§ Données fournies:
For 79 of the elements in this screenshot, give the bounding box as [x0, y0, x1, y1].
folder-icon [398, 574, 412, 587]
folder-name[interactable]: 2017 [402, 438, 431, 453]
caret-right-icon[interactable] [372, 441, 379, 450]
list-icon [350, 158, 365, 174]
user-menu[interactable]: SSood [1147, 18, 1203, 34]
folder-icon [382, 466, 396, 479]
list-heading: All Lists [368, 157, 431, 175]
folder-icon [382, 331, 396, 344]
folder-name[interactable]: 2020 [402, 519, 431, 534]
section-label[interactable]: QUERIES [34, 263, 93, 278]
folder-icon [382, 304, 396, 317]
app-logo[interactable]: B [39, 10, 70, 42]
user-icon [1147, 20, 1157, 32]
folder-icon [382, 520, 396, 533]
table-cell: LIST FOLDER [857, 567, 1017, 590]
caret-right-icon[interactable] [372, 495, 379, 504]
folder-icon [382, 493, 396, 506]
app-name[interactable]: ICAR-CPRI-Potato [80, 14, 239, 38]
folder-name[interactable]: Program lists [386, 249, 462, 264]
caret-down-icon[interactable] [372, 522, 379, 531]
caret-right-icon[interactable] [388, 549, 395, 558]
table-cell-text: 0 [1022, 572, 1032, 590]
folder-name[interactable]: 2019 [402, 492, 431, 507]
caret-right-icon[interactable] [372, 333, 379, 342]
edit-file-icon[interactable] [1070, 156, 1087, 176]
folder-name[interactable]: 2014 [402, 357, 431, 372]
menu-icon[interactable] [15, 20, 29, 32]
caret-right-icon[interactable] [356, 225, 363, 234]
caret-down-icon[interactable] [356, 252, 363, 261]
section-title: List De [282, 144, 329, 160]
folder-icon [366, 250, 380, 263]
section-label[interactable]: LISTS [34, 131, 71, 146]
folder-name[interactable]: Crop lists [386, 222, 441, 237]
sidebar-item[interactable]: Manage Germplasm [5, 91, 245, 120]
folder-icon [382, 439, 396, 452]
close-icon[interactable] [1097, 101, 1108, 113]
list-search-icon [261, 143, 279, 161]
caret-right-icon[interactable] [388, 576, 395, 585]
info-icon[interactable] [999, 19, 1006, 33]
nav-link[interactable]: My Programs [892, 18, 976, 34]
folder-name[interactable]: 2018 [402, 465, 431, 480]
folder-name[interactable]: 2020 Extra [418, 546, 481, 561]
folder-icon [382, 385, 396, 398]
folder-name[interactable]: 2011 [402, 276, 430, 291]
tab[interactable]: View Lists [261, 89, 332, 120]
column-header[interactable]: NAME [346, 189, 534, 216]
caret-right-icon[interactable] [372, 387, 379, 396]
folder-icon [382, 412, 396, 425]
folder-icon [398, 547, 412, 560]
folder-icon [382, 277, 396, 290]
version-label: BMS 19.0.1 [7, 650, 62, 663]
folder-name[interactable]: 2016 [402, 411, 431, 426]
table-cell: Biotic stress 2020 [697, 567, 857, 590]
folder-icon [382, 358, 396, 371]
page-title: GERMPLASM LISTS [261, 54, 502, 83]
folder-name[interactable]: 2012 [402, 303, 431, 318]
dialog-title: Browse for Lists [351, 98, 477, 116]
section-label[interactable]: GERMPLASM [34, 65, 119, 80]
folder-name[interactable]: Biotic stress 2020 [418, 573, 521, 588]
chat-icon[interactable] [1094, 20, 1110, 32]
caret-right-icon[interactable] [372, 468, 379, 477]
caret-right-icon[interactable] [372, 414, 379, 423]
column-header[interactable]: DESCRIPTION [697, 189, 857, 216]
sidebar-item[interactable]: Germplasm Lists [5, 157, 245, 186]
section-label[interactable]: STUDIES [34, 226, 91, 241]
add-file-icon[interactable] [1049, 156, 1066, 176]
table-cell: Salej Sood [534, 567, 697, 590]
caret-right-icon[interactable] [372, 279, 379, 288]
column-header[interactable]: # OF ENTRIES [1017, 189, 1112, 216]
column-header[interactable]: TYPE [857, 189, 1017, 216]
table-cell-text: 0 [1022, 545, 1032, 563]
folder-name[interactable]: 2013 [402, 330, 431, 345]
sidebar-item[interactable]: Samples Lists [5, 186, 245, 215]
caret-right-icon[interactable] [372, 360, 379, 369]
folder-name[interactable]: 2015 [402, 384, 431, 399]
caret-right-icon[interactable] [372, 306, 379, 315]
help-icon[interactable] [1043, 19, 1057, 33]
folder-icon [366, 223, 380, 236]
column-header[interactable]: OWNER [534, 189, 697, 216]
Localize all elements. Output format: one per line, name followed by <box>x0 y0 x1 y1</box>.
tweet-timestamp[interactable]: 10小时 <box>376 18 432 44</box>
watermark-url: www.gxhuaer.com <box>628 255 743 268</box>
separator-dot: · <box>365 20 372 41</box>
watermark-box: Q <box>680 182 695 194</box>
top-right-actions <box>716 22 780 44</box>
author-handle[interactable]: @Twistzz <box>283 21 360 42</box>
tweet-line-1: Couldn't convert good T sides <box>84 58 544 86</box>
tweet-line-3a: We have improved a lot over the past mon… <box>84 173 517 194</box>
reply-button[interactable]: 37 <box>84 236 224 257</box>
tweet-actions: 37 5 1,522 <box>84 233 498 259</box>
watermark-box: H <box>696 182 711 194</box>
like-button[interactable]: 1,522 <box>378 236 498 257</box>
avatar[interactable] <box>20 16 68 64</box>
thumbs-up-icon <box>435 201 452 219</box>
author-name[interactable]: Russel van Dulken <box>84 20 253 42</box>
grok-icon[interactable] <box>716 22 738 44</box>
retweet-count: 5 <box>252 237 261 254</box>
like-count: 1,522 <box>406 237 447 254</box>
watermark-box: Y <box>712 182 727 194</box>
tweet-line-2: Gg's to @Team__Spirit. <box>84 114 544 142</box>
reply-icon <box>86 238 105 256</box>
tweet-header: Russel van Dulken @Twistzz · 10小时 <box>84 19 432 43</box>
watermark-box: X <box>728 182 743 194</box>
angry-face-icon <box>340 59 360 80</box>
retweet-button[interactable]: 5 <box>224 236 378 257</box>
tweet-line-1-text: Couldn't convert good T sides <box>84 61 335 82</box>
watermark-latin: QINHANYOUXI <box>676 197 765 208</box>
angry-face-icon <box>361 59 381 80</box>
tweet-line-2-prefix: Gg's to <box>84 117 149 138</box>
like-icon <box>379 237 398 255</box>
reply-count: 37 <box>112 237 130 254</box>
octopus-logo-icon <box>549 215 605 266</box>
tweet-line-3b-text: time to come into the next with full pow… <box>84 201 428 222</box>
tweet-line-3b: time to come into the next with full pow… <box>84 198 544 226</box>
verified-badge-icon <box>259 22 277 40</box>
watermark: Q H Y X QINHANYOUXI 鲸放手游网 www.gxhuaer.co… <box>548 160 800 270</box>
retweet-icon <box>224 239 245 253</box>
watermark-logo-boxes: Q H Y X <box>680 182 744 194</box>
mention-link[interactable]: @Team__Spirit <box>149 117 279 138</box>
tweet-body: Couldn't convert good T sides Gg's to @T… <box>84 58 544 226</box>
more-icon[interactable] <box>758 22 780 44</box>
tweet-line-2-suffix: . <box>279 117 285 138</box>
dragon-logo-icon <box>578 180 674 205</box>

§ Consigne: Restitue l'ensemble des entrées ci-dessus sous forme de liste JSON de chaînes, avec une chaîne par ligne et sans les lignes vides.

§ Résultat:
[
  "For 79 of the elements in this screenshot, give the bounding box as [x0, y0, x1, y1].",
  "folder-icon [398, 574, 412, 587]",
  "folder-name[interactable]: 2017 [402, 438, 431, 453]",
  "caret-right-icon[interactable] [372, 441, 379, 450]",
  "list-icon [350, 158, 365, 174]",
  "user-menu[interactable]: SSood [1147, 18, 1203, 34]",
  "folder-icon [382, 466, 396, 479]",
  "list-heading: All Lists [368, 157, 431, 175]",
  "folder-icon [382, 331, 396, 344]",
  "folder-name[interactable]: 2020 [402, 519, 431, 534]",
  "section-label[interactable]: QUERIES [34, 263, 93, 278]",
  "folder-icon [382, 304, 396, 317]",
  "app-logo[interactable]: B [39, 10, 70, 42]",
  "user-icon [1147, 20, 1157, 32]",
  "folder-icon [382, 520, 396, 533]",
  "table-cell: LIST FOLDER [857, 567, 1017, 590]",
  "caret-right-icon[interactable] [372, 495, 379, 504]",
  "folder-icon [382, 493, 396, 506]",
  "app-name[interactable]: ICAR-CPRI-Potato [80, 14, 239, 38]",
  "folder-name[interactable]: Program lists [386, 249, 462, 264]",
  "caret-down-icon[interactable] [372, 522, 379, 531]",
  "caret-right-icon[interactable] [388, 549, 395, 558]",
  "table-cell-text: 0 [1022, 572, 1032, 590]",
  "folder-name[interactable]: 2019 [402, 492, 431, 507]",
  "caret-right-icon[interactable] [372, 333, 379, 342]",
  "edit-file-icon[interactable] [1070, 156, 1087, 176]",
  "folder-name[interactable]: 2014 [402, 357, 431, 372]",
  "menu-icon[interactable] [15, 20, 29, 32]",
  "caret-right-icon[interactable] [356, 225, 363, 234]",
  "caret-down-icon[interactable] [356, 252, 363, 261]",
  "section-title: List De [282, 144, 329, 160]",
  "folder-icon [366, 250, 380, 263]",
  "section-label[interactable]: LISTS [34, 131, 71, 146]",
  "folder-name[interactable]: Crop lists [386, 222, 441, 237]",
  "sidebar-item[interactable]: Manage Germplasm [5, 91, 245, 120]",
  "folder-icon [382, 439, 396, 452]",
  "close-icon[interactable] [1097, 101, 1108, 113]",
  "list-search-icon [261, 143, 279, 161]",
  "caret-right-icon[interactable] [388, 576, 395, 585]",
  "info-icon[interactable] [999, 19, 1006, 33]",
  "nav-link[interactable]: My Programs [892, 18, 976, 34]",
  "folder-name[interactable]: 2018 [402, 465, 431, 480]",
  "folder-name[interactable]: 2020 Extra [418, 546, 481, 561]",
  "folder-icon [382, 385, 396, 398]",
  "folder-name[interactable]: 2011 [402, 276, 430, 291]",
  "tab[interactable]: View Lists [261, 89, 332, 120]",
  "column-header[interactable]: NAME [346, 189, 534, 216]",
  "caret-right-icon[interactable] [372, 387, 379, 396]",
  "folder-icon [382, 412, 396, 425]",
  "folder-icon [398, 547, 412, 560]",
  "folder-icon [382, 277, 396, 290]",
  "version-label: BMS 19.0.1 [7, 650, 62, 663]",
  "folder-name[interactable]: 2016 [402, 411, 431, 426]",
  "table-cell: Biotic stress 2020 [697, 567, 857, 590]",
  "folder-icon [382, 358, 396, 371]",
  "page-title: GERMPLASM LISTS [261, 54, 502, 83]",
  "folder-name[interactable]: 2012 [402, 303, 431, 318]",
  "dialog-title: Browse for Lists [351, 98, 477, 116]",
  "section-label[interactable]: GERMPLASM [34, 65, 119, 80]",
  "folder-name[interactable]: Biotic stress 2020 [418, 573, 521, 588]",
  "chat-icon[interactable] [1094, 20, 1110, 32]",
  "caret-right-icon[interactable] [372, 468, 379, 477]",
  "caret-right-icon[interactable] [372, 414, 379, 423]",
  "column-header[interactable]: DESCRIPTION [697, 189, 857, 216]",
  "sidebar-item[interactable]: Germplasm Lists [5, 157, 245, 186]",
  "section-label[interactable]: STUDIES [34, 226, 91, 241]",
  "add-file-icon[interactable] [1049, 156, 1066, 176]",
  "table-cell: Salej Sood [534, 567, 697, 590]",
  "caret-right-icon[interactable] [372, 279, 379, 288]",
  "column-header[interactable]: # OF ENTRIES [1017, 189, 1112, 216]",
  "column-header[interactable]: TYPE [857, 189, 1017, 216]",
  "table-cell-text: 0 [1022, 545, 1032, 563]",
  "folder-name[interactable]: 2013 [402, 330, 431, 345]",
  "sidebar-item[interactable]: Samples Lists [5, 186, 245, 215]",
  "caret-right-icon[interactable] [372, 360, 379, 369]",
  "folder-name[interactable]: 2015 [402, 384, 431, 399]",
  "caret-right-icon[interactable] [372, 306, 379, 315]",
  "help-icon[interactable] [1043, 19, 1057, 33]",
  "folder-icon [366, 223, 380, 236]",
  "column-header[interactable]: OWNER [534, 189, 697, 216]",
  "Localize all elements. Output format: one per line, name followed by <box>x0 y0 x1 y1</box>.",
  "tweet-timestamp[interactable]: 10小时 <box>376 18 432 44</box>",
  "watermark-url: www.gxhuaer.com <box>628 255 743 268</box>",
  "separator-dot: · <box>365 20 372 41</box>",
  "watermark-box: Q <box>680 182 695 194</box>",
  "top-right-actions <box>716 22 780 44</box>",
  "author-handle[interactable]: @Twistzz <box>283 21 360 42</box>",
  "tweet-line-1: Couldn't convert good T sides <box>84 58 544 86</box>",
  "tweet-line-3a: We have improved a lot over the past mon… <box>84 173 517 194</box>",
  "reply-button[interactable]: 37 <box>84 236 224 257</box>",
  "tweet-actions: 37 5 1,522 <box>84 233 498 259</box>",
  "watermark-box: H <box>696 182 711 194</box>",
  "like-button[interactable]: 1,522 <box>378 236 498 257</box>",
  "avatar[interactable] <box>20 16 68 64</box>",
  "thumbs-up-icon <box>435 201 452 219</box>",
  "author-name[interactable]: Russel van Dulken <box>84 20 253 42</box>",
  "grok-icon[interactable] <box>716 22 738 44</box>",
  "retweet-count: 5 <box>252 237 261 254</box>",
  "like-count: 1,522 <box>406 237 447 254</box>",
  "watermark-box: Y <box>712 182 727 194</box>",
  "tweet-line-2: Gg's to @Team__Spirit. <box>84 114 544 142</box>",
  "reply-icon <box>86 238 105 256</box>",
  "tweet-header: Russel van Dulken @Twistzz · 10小时 <box>84 19 432 43</box>",
  "watermark-box: X <box>728 182 743 194</box>",
  "angry-face-icon <box>340 59 360 80</box>",
  "retweet-button[interactable]: 5 <box>224 236 378 257</box>",
  "tweet-line-1-text: Couldn't convert good T sides <box>84 61 335 82</box>",
  "watermark-latin: QINHANYOUXI <box>676 197 765 208</box>",
  "angry-face-icon <box>361 59 381 80</box>",
  "tweet-line-2-prefix: Gg's to <box>84 117 149 138</box>",
  "like-icon <box>379 237 398 255</box>",
  "reply-count: 37 <box>112 237 130 254</box>",
  "octopus-logo-icon <box>549 215 605 266</box>",
  "tweet-line-3b-text: time to come into the next with full pow… <box>84 201 428 222</box>",
  "tweet-line-3b: time to come into the next with full pow… <box>84 198 544 226</box>",
  "verified-badge-icon <box>259 22 277 40</box>",
  "watermark: Q H Y X QINHANYOUXI 鲸放手游网 www.gxhuaer.co… <box>548 160 800 270</box>",
  "retweet-icon <box>224 239 245 253</box>",
  "watermark-logo-boxes: Q H Y X <box>680 182 744 194</box>",
  "mention-link[interactable]: @Team__Spirit <box>149 117 279 138</box>",
  "tweet-body: Couldn't convert good T sides Gg's to @T… <box>84 58 544 226</box>",
  "more-icon[interactable] <box>758 22 780 44</box>",
  "tweet-line-2-suffix: . <box>279 117 285 138</box>",
  "dragon-logo-icon <box>578 180 674 205</box>"
]